*AIM:*
All of the records below need to be copied exactly.

Chart and figure data:
+ + + +
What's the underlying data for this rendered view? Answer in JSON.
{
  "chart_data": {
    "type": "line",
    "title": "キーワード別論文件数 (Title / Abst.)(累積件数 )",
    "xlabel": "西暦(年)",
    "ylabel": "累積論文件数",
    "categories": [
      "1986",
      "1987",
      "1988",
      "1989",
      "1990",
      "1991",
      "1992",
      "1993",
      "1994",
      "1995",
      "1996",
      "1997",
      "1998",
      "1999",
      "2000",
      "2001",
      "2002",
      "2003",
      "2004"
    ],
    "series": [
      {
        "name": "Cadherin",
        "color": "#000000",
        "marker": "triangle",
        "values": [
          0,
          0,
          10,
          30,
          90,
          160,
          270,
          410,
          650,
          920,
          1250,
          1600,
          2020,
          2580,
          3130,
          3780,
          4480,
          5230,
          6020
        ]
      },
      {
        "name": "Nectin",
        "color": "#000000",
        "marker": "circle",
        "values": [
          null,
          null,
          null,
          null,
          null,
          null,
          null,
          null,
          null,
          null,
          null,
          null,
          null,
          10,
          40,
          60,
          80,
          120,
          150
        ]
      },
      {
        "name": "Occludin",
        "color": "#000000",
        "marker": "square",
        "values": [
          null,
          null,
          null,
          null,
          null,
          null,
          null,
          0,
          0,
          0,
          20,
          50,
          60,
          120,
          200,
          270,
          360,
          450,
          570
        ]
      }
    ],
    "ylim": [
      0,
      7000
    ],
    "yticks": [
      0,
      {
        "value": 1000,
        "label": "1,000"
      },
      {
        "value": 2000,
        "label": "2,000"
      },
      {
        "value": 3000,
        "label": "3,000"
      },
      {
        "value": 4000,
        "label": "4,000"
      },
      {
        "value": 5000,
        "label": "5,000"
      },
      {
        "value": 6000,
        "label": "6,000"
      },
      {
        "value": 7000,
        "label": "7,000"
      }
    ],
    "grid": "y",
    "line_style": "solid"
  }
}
+ + + +
*OUTPUT:*
What's the underlying data for this rendered view? Answer in JSON.
{
  "chart_data": {
    "type": "line",
    "title": "キーワード別論文件数 (Title / Abst.)(累積件数 )",
    "xlabel": "西暦(年)",
    "ylabel": "累積論文件数",
    "categories": [
      "1986",
      "1987",
      "1988",
      "1989",
      "1990",
      "1991",
      "1992",
      "1993",
      "1994",
      "1995",
      "1996",
      "1997",
      "1998",
      "1999",
      "2000",
      "2001",
      "2002",
      "2003",
      "2004"
    ],
    "series": [
      {
        "name": "Cadherin",
        "color": "#000000",
        "marker": "triangle",
        "values": [
          0,
          0,
          10,
          30,
          90,
          160,
          270,
          410,
          650,
          920,
          1250,
          1600,
          2020,
          2580,
          3130,
          3780,
          4480,
          5230,
          6020
        ]
      },
      {
        "name": "Nectin",
        "color": "#000000",
        "marker": "circle",
        "values": [
          null,
          null,
          null,
          null,
          null,
          null,
          null,
          null,
          null,
          null,
          null,
          null,
          null,
          10,
          40,
          60,
          80,
          120,
          150
        ]
      },
      {
        "name": "Occludin",
        "color": "#000000",
        "marker": "square",
        "values": [
          null,
          null,
          null,
          null,
          null,
          null,
          null,
          0,
          0,
          0,
          20,
          50,
          60,
          120,
          200,
          270,
          360,
          450,
          570
        ]
      }
    ],
    "ylim": [
      0,
      7000
    ],
    "yticks": [
      0,
      {
        "value": 1000,
        "label": "1,000"
      },
      {
        "value": 2000,
        "label": "2,000"
      },
      {
        "value": 3000,
        "label": "3,000"
      },
      {
        "value": 4000,
        "label": "4,000"
      },
      {
        "value": 5000,
        "label": "5,000"
      },
      {
        "value": 6000,
        "label": "6,000"
      },
      {
        "value": 7000,
        "label": "7,000"
      }
    ],
    "grid": "y",
    "line_style": "solid"
  }
}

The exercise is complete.